**TASK REQUIREMENTS:**
Reproduce the entries exactly.

**INPUT MATERIAL:**

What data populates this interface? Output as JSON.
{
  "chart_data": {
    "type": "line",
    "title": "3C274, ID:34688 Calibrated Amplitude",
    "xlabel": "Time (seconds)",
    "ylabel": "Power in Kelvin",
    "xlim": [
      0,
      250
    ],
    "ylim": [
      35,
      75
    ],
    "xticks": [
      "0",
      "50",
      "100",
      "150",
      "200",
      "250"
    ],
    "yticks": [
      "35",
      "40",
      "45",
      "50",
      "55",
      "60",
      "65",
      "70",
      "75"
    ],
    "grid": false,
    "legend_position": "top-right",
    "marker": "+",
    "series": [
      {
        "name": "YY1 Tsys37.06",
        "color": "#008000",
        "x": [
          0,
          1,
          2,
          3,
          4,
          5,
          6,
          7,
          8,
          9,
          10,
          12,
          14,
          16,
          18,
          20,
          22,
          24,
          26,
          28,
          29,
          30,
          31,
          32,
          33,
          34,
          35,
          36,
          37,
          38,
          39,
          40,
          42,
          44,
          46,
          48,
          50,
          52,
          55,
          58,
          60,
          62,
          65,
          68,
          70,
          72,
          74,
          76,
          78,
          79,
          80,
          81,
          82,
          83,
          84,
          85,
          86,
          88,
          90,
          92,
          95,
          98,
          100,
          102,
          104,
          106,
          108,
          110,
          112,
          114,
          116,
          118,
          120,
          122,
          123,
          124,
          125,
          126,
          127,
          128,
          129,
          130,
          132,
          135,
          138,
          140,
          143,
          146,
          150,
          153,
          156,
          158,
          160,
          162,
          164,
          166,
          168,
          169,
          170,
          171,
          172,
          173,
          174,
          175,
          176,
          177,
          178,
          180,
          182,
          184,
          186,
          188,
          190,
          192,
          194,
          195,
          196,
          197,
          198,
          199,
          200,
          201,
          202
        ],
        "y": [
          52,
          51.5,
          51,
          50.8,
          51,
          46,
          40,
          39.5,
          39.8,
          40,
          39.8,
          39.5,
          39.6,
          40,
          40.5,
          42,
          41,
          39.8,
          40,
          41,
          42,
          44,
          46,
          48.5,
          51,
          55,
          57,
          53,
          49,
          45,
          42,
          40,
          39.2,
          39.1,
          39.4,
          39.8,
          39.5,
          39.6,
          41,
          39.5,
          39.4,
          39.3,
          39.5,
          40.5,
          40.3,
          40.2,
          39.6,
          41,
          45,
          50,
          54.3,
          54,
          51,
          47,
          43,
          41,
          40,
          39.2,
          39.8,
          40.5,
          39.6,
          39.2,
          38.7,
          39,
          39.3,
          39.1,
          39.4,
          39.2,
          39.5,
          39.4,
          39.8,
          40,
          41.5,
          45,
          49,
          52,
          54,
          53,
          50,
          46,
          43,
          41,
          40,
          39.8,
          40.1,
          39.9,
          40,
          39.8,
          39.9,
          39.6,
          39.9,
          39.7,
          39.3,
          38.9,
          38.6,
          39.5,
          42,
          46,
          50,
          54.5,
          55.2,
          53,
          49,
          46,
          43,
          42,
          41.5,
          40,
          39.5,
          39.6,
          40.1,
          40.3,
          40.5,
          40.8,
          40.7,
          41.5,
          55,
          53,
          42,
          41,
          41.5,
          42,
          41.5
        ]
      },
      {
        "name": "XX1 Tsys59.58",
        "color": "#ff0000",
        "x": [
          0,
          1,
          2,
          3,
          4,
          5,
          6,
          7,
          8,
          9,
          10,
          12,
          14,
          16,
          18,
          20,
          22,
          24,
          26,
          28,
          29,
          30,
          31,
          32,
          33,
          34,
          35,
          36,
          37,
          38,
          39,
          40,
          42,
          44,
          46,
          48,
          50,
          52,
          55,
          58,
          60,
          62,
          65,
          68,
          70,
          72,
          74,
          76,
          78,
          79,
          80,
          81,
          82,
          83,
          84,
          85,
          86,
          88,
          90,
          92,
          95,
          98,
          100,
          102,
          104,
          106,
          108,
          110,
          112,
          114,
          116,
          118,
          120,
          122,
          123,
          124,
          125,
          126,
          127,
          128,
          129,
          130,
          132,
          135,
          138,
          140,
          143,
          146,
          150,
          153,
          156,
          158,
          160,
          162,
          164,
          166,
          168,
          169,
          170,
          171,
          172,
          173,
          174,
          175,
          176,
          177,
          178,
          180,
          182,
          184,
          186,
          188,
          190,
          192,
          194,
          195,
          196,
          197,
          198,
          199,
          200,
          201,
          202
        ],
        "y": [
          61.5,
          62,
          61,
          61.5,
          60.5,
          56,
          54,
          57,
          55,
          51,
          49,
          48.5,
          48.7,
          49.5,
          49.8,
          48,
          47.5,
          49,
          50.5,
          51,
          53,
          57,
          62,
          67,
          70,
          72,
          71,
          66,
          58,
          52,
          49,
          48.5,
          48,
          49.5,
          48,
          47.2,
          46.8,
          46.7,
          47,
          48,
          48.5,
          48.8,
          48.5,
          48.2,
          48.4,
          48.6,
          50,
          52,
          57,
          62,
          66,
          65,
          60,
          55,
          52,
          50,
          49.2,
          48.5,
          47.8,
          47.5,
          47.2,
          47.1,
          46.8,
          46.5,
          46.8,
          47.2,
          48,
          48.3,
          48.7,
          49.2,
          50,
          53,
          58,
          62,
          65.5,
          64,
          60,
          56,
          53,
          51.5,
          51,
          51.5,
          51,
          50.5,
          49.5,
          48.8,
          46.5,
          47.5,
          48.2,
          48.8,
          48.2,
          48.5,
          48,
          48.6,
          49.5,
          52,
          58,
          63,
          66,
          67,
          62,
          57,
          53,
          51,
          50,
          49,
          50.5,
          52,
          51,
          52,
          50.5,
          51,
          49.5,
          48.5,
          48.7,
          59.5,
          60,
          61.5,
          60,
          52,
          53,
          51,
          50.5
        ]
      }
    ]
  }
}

**ANSWER TO THIS EXERCISE:**
What data populates this interface? Output as JSON.
{
  "chart_data": {
    "type": "line",
    "title": "3C274, ID:34688 Calibrated Amplitude",
    "xlabel": "Time (seconds)",
    "ylabel": "Power in Kelvin",
    "xlim": [
      0,
      250
    ],
    "ylim": [
      35,
      75
    ],
    "xticks": [
      "0",
      "50",
      "100",
      "150",
      "200",
      "250"
    ],
    "yticks": [
      "35",
      "40",
      "45",
      "50",
      "55",
      "60",
      "65",
      "70",
      "75"
    ],
    "grid": false,
    "legend_position": "top-right",
    "marker": "+",
    "series": [
      {
        "name": "YY1 Tsys37.06",
        "color": "#008000",
        "x": [
          0,
          1,
          2,
          3,
          4,
          5,
          6,
          7,
          8,
          9,
          10,
          12,
          14,
          16,
          18,
          20,
          22,
          24,
          26,
          28,
          29,
          30,
          31,
          32,
          33,
          34,
          35,
          36,
          37,
          38,
          39,
          40,
          42,
          44,
          46,
          48,
          50,
          52,
          55,
          58,
          60,
          62,
          65,
          68,
          70,
          72,
          74,
          76,
          78,
          79,
          80,
          81,
          82,
          83,
          84,
          85,
          86,
          88,
          90,
          92,
          95,
          98,
          100,
          102,
          104,
          106,
          108,
          110,
          112,
          114,
          116,
          118,
          120,
          122,
          123,
          124,
          125,
          126,
          127,
          128,
          129,
          130,
          132,
          135,
          138,
          140,
          143,
          146,
          150,
          153,
          156,
          158,
          160,
          162,
          164,
          166,
          168,
          169,
          170,
          171,
          172,
          173,
          174,
          175,
          176,
          177,
          178,
          180,
          182,
          184,
          186,
          188,
          190,
          192,
          194,
          195,
          196,
          197,
          198,
          199,
          200,
          201,
          202
        ],
        "y": [
          52,
          51.5,
          51,
          50.8,
          51,
          46,
          40,
          39.5,
          39.8,
          40,
          39.8,
          39.5,
          39.6,
          40,
          40.5,
          42,
          41,
          39.8,
          40,
          41,
          42,
          44,
          46,
          48.5,
          51,
          55,
          57,
          53,
          49,
          45,
          42,
          40,
          39.2,
          39.1,
          39.4,
          39.8,
          39.5,
          39.6,
          41,
          39.5,
          39.4,
          39.3,
          39.5,
          40.5,
          40.3,
          40.2,
          39.6,
          41,
          45,
          50,
          54.3,
          54,
          51,
          47,
          43,
          41,
          40,
          39.2,
          39.8,
          40.5,
          39.6,
          39.2,
          38.7,
          39,
          39.3,
          39.1,
          39.4,
          39.2,
          39.5,
          39.4,
          39.8,
          40,
          41.5,
          45,
          49,
          52,
          54,
          53,
          50,
          46,
          43,
          41,
          40,
          39.8,
          40.1,
          39.9,
          40,
          39.8,
          39.9,
          39.6,
          39.9,
          39.7,
          39.3,
          38.9,
          38.6,
          39.5,
          42,
          46,
          50,
          54.5,
          55.2,
          53,
          49,
          46,
          43,
          42,
          41.5,
          40,
          39.5,
          39.6,
          40.1,
          40.3,
          40.5,
          40.8,
          40.7,
          41.5,
          55,
          53,
          42,
          41,
          41.5,
          42,
          41.5
        ]
      },
      {
        "name": "XX1 Tsys59.58",
        "color": "#ff0000",
        "x": [
          0,
          1,
          2,
          3,
          4,
          5,
          6,
          7,
          8,
          9,
          10,
          12,
          14,
          16,
          18,
          20,
          22,
          24,
          26,
          28,
          29,
          30,
          31,
          32,
          33,
          34,
          35,
          36,
          37,
          38,
          39,
          40,
          42,
          44,
          46,
          48,
          50,
          52,
          55,
          58,
          60,
          62,
          65,
          68,
          70,
          72,
          74,
          76,
          78,
          79,
          80,
          81,
          82,
          83,
          84,
          85,
          86,
          88,
          90,
          92,
          95,
          98,
          100,
          102,
          104,
          106,
          108,
          110,
          112,
          114,
          116,
          118,
          120,
          122,
          123,
          124,
          125,
          126,
          127,
          128,
          129,
          130,
          132,
          135,
          138,
          140,
          143,
          146,
          150,
          153,
          156,
          158,
          160,
          162,
          164,
          166,
          168,
          169,
          170,
          171,
          172,
          173,
          174,
          175,
          176,
          177,
          178,
          180,
          182,
          184,
          186,
          188,
          190,
          192,
          194,
          195,
          196,
          197,
          198,
          199,
          200,
          201,
          202
        ],
        "y": [
          61.5,
          62,
          61,
          61.5,
          60.5,
          56,
          54,
          57,
          55,
          51,
          49,
          48.5,
          48.7,
          49.5,
          49.8,
          48,
          47.5,
          49,
          50.5,
          51,
          53,
          57,
          62,
          67,
          70,
          72,
          71,
          66,
          58,
          52,
          49,
          48.5,
          48,
          49.5,
          48,
          47.2,
          46.8,
          46.7,
          47,
          48,
          48.5,
          48.8,
          48.5,
          48.2,
          48.4,
          48.6,
          50,
          52,
          57,
          62,
          66,
          65,
          60,
          55,
          52,
          50,
          49.2,
          48.5,
          47.8,
          47.5,
          47.2,
          47.1,
          46.8,
          46.5,
          46.8,
          47.2,
          48,
          48.3,
          48.7,
          49.2,
          50,
          53,
          58,
          62,
          65.5,
          64,
          60,
          56,
          53,
          51.5,
          51,
          51.5,
          51,
          50.5,
          49.5,
          48.8,
          46.5,
          47.5,
          48.2,
          48.8,
          48.2,
          48.5,
          48,
          48.6,
          49.5,
          52,
          58,
          63,
          66,
          67,
          62,
          57,
          53,
          51,
          50,
          49,
          50.5,
          52,
          51,
          52,
          50.5,
          51,
          49.5,
          48.5,
          48.7,
          59.5,
          60,
          61.5,
          60,
          52,
          53,
          51,
          50.5
        ]
      }
    ]
  }
}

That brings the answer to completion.